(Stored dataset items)
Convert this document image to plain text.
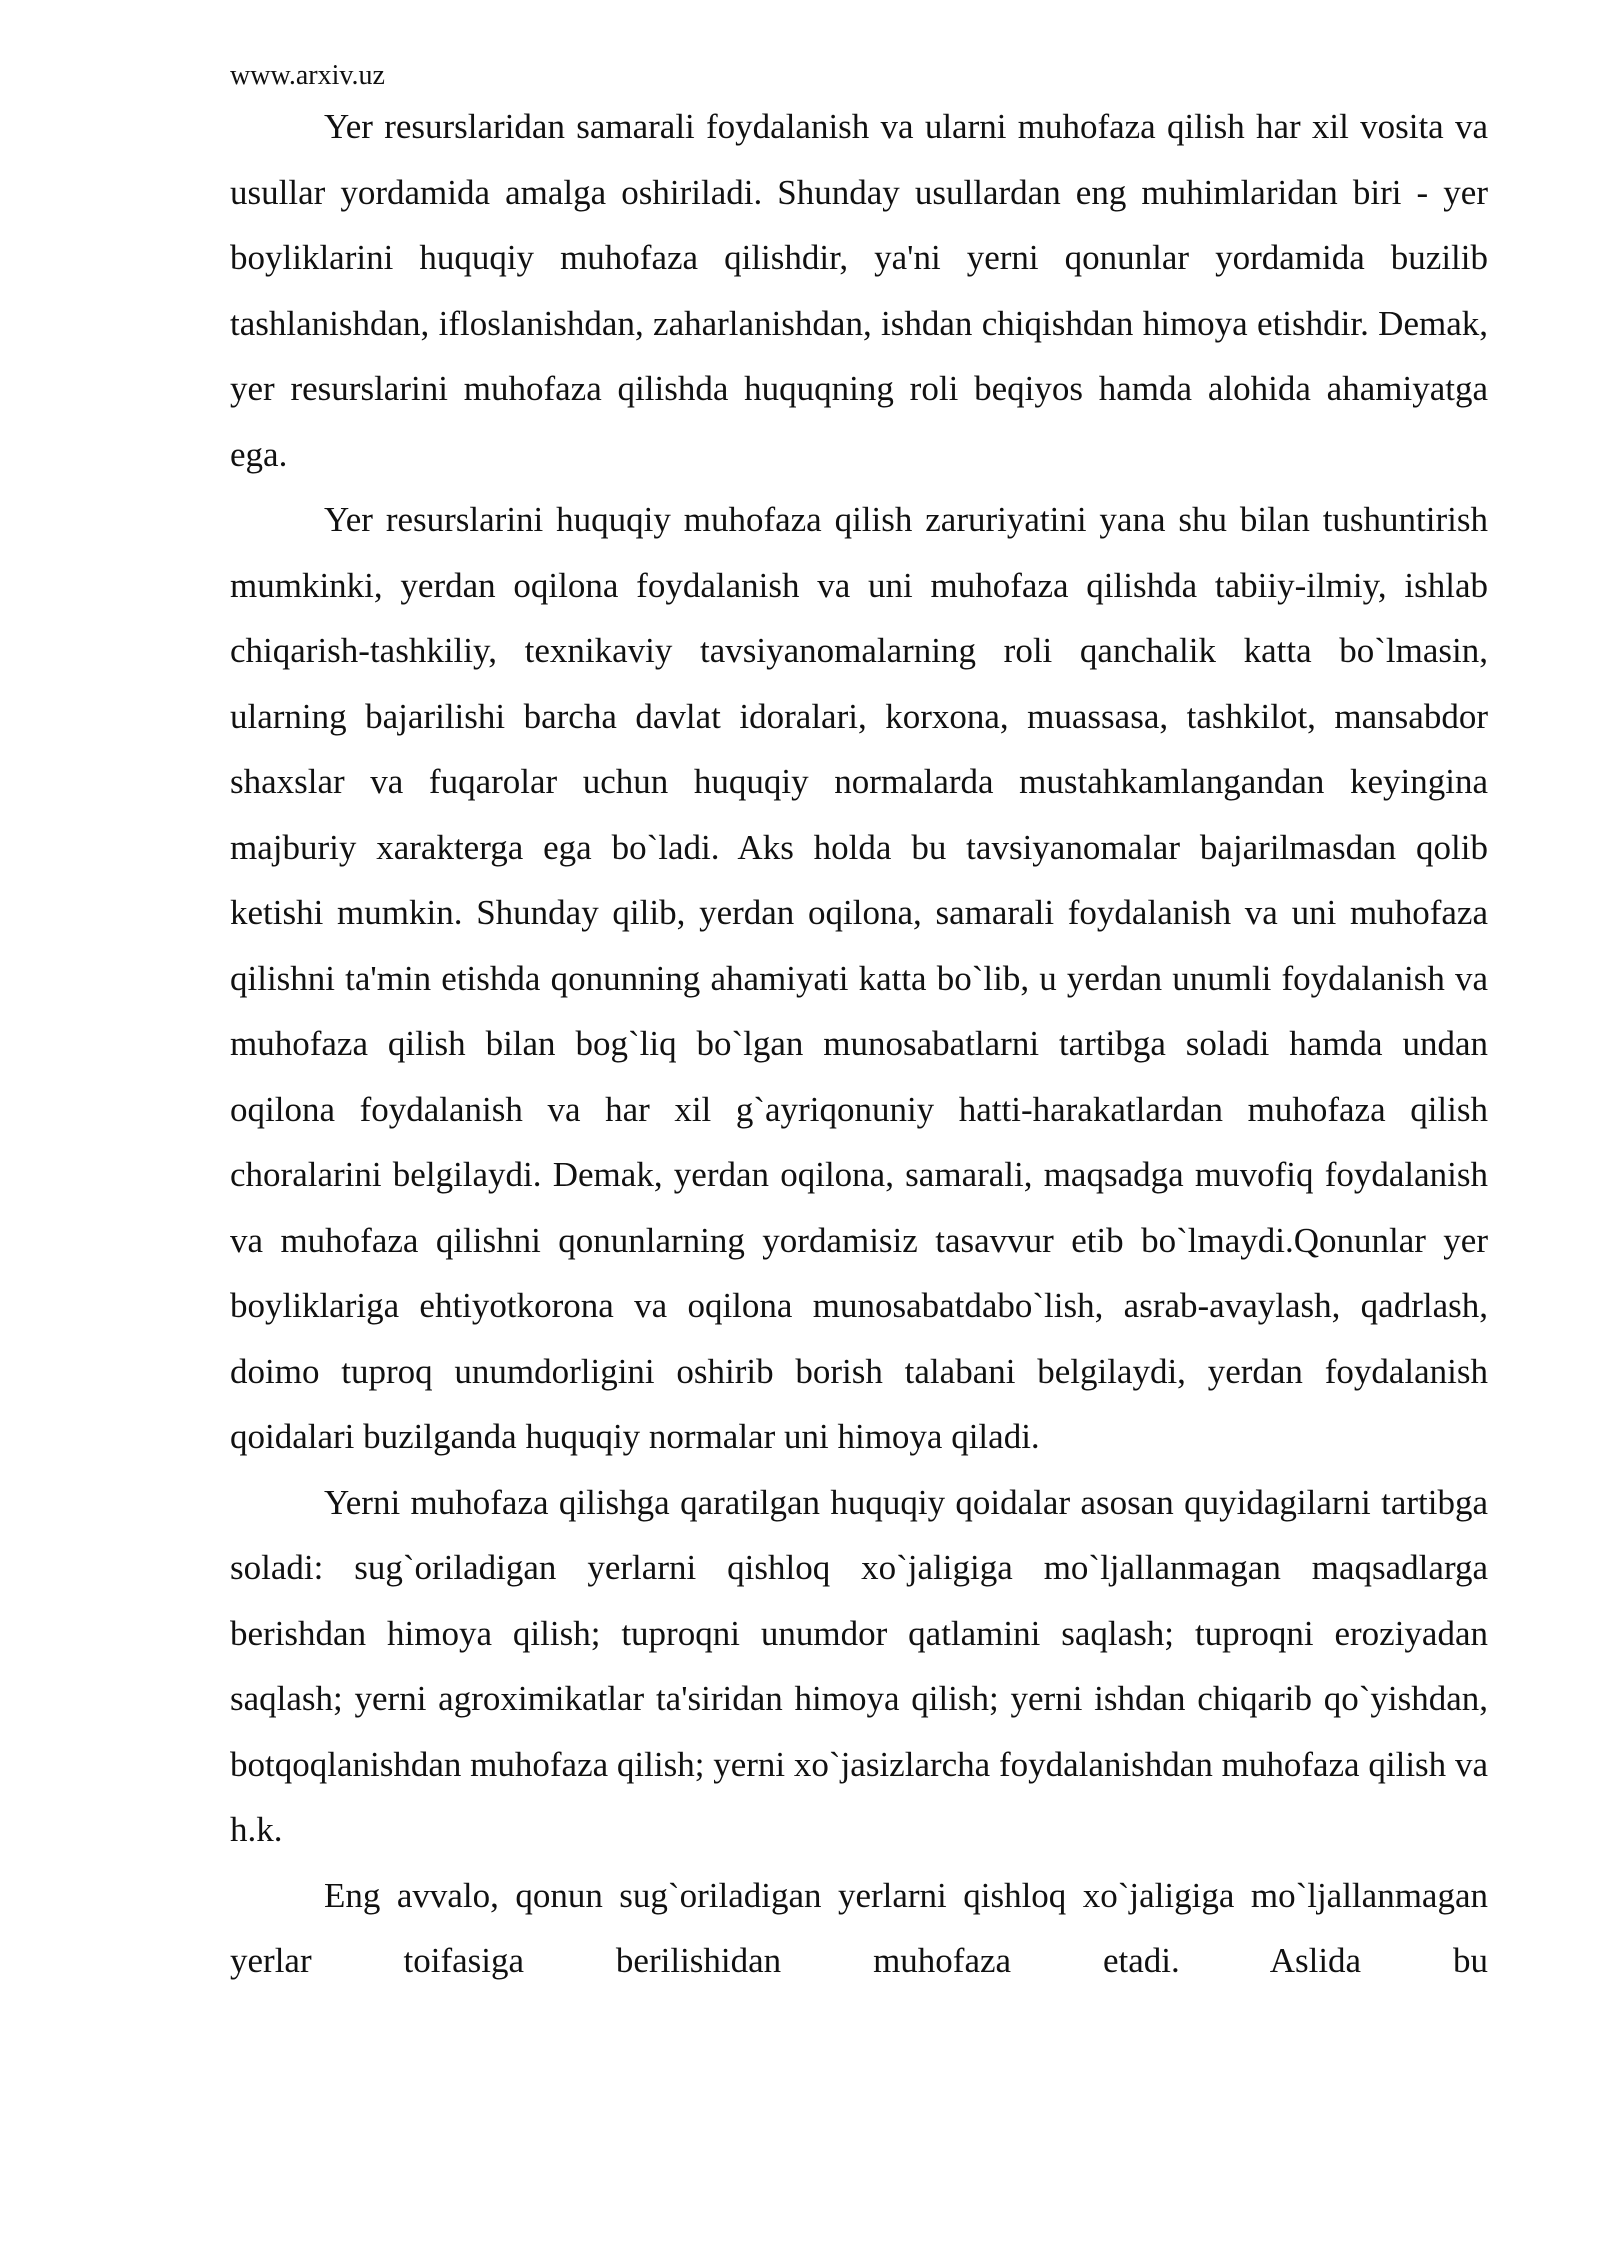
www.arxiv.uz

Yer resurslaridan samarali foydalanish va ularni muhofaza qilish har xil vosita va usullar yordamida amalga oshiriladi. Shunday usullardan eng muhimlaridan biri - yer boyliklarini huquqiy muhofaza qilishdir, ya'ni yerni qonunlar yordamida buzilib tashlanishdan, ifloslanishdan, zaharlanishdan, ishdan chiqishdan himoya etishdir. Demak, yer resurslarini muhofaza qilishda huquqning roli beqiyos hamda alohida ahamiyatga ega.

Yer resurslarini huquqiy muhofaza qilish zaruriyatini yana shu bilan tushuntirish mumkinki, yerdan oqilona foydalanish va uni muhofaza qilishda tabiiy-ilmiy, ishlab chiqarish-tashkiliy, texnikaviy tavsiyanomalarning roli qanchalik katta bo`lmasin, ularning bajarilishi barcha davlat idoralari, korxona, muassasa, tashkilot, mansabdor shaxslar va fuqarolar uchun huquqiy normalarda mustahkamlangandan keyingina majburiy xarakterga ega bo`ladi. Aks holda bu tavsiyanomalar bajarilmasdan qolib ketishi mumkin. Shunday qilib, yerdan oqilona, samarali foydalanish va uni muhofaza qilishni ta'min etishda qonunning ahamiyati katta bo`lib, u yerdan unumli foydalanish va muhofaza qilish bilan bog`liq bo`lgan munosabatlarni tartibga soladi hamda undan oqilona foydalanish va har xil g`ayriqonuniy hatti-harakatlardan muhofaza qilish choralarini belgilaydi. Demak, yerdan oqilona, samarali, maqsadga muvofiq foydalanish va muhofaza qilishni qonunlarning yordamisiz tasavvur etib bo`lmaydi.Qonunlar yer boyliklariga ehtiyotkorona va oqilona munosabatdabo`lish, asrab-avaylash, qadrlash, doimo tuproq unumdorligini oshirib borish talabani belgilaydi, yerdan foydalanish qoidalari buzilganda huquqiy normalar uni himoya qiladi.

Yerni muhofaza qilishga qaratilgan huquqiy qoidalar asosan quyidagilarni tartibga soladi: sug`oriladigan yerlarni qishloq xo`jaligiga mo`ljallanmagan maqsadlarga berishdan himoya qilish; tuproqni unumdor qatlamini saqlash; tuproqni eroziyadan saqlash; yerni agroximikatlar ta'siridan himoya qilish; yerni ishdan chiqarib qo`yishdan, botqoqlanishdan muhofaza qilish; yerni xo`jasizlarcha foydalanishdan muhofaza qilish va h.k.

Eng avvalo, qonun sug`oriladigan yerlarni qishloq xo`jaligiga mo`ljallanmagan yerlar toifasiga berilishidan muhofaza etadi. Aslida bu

--

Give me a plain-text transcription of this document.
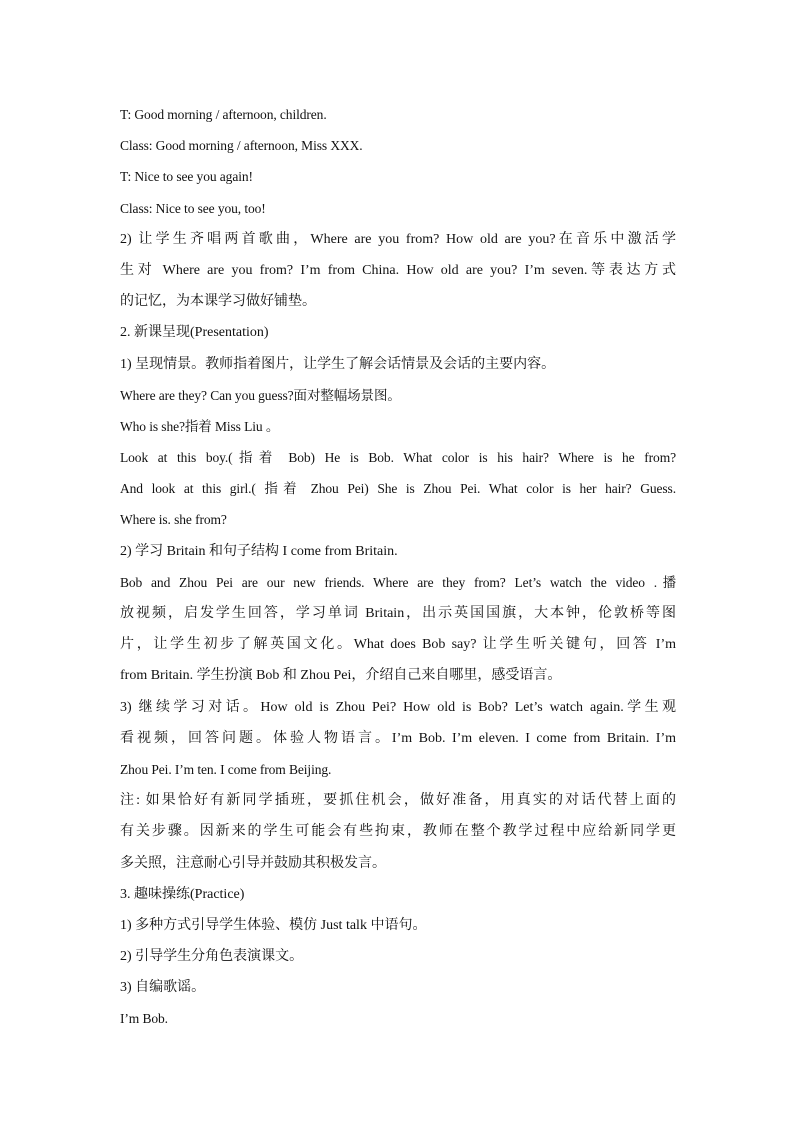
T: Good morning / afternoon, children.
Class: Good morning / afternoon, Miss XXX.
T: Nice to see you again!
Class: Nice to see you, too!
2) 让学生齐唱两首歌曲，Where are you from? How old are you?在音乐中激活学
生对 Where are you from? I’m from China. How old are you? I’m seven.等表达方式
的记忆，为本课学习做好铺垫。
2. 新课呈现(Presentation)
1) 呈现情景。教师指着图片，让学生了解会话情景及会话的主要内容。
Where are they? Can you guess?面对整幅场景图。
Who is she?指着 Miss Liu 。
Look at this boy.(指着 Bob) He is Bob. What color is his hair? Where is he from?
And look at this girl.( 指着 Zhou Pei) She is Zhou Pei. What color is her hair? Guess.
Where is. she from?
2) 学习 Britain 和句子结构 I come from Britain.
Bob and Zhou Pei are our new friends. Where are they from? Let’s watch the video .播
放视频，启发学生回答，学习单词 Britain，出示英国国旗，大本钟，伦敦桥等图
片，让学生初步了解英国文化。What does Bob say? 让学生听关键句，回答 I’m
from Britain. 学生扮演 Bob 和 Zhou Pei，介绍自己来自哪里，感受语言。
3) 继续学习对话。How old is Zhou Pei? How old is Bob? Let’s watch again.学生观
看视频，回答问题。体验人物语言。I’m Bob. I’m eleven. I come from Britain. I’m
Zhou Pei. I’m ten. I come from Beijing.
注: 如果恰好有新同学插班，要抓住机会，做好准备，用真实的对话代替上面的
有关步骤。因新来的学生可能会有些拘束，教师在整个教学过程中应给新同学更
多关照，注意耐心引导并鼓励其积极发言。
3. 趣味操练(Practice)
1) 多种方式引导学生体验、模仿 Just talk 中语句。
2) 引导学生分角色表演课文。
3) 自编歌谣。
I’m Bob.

* * *

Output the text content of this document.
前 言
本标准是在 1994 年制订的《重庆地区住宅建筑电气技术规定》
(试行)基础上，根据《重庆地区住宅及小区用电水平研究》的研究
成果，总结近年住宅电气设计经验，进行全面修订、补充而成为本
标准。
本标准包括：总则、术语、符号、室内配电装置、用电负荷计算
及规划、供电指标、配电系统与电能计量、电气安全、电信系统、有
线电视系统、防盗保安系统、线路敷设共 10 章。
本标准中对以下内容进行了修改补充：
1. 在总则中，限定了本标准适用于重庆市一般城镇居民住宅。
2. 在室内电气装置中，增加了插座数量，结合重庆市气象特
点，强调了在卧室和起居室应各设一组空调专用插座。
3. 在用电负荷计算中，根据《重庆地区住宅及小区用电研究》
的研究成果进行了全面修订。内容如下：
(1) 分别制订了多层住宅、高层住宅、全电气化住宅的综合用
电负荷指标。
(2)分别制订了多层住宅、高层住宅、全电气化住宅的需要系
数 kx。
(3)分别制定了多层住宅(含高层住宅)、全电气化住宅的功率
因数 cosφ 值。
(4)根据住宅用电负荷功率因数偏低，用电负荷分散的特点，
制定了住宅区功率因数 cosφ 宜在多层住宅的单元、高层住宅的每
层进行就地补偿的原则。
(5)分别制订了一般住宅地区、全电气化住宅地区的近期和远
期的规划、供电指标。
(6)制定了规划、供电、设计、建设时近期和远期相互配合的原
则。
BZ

▶ **Directions for this task**: How many of the lines above hold the word "from"? Give only that number.

▶ **Result**: 9